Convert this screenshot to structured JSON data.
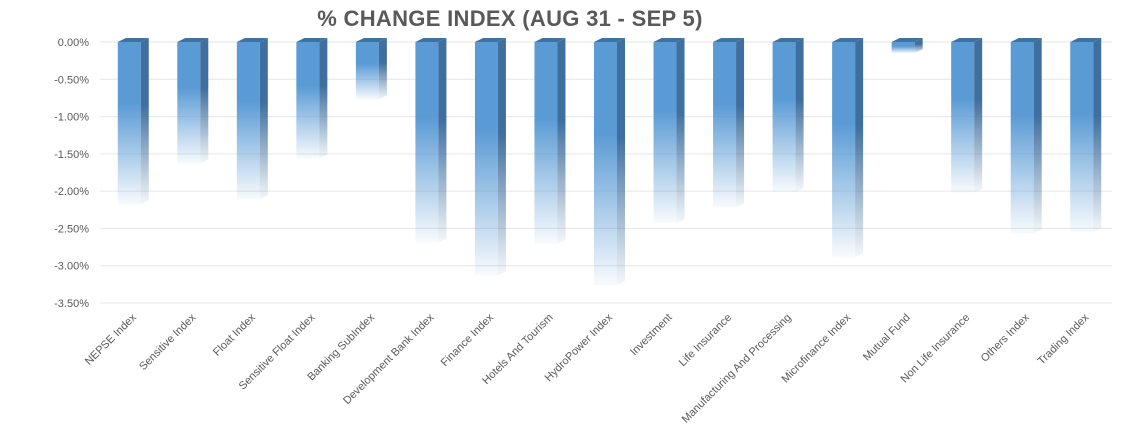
{
  "chart_data": {
    "type": "bar",
    "title": "% CHANGE INDEX (AUG 31 - SEP 5)",
    "categories": [
      "NEPSE Index",
      "Sensitive Index",
      "Float Index",
      "Sensitive Float Index",
      "Banking SubIndex",
      "Development Bank Index",
      "Finance Index",
      "Hotels And Tourism",
      "HydroPower Index",
      "Investment",
      "Life Insurance",
      "Manufacturing And Processing",
      "Microfinance Index",
      "Mutual Fund",
      "Non Life Insurance",
      "Others Index",
      "Trading Index"
    ],
    "values": [
      -2.18,
      -1.63,
      -2.11,
      -1.56,
      -0.77,
      -2.69,
      -3.13,
      -2.71,
      -3.26,
      -2.43,
      -2.22,
      -2.01,
      -2.89,
      -0.15,
      -2.02,
      -2.57,
      -2.55
    ],
    "yticks": [
      "0.00%",
      "-0.50%",
      "-1.00%",
      "-1.50%",
      "-2.00%",
      "-2.50%",
      "-3.00%",
      "-3.50%"
    ],
    "ylim": [
      -3.5,
      0
    ],
    "grid": true,
    "legend": "none",
    "colors": {
      "bar_front": "#5b9bd5",
      "bar_side": "#3f6f9e",
      "bar_top": "#41729f",
      "grid": "#e6e6e6",
      "text": "#595959"
    }
  }
}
========
Omit the pictures and restate the rest of the records verbatim.

Convert this screenshot to structured JSON data.
{
  "chart_data": {
    "type": "bar",
    "title": "% CHANGE INDEX (AUG 31 - SEP 5)",
    "categories": [
      "NEPSE Index",
      "Sensitive Index",
      "Float Index",
      "Sensitive Float Index",
      "Banking SubIndex",
      "Development Bank Index",
      "Finance Index",
      "Hotels And Tourism",
      "HydroPower Index",
      "Investment",
      "Life Insurance",
      "Manufacturing And Processing",
      "Microfinance Index",
      "Mutual Fund",
      "Non Life Insurance",
      "Others Index",
      "Trading Index"
    ],
    "values": [
      -2.18,
      -1.63,
      -2.11,
      -1.56,
      -0.77,
      -2.69,
      -3.13,
      -2.71,
      -3.26,
      -2.43,
      -2.22,
      -2.01,
      -2.89,
      -0.15,
      -2.02,
      -2.57,
      -2.55
    ],
    "yticks": [
      "0.00%",
      "-0.50%",
      "-1.00%",
      "-1.50%",
      "-2.00%",
      "-2.50%",
      "-3.00%",
      "-3.50%"
    ],
    "ylim": [
      -3.5,
      0
    ],
    "grid": true,
    "legend": "none",
    "colors": {
      "bar_front": "#5b9bd5",
      "bar_side": "#3f6f9e",
      "bar_top": "#41729f",
      "grid": "#e6e6e6",
      "text": "#595959"
    }
  }
}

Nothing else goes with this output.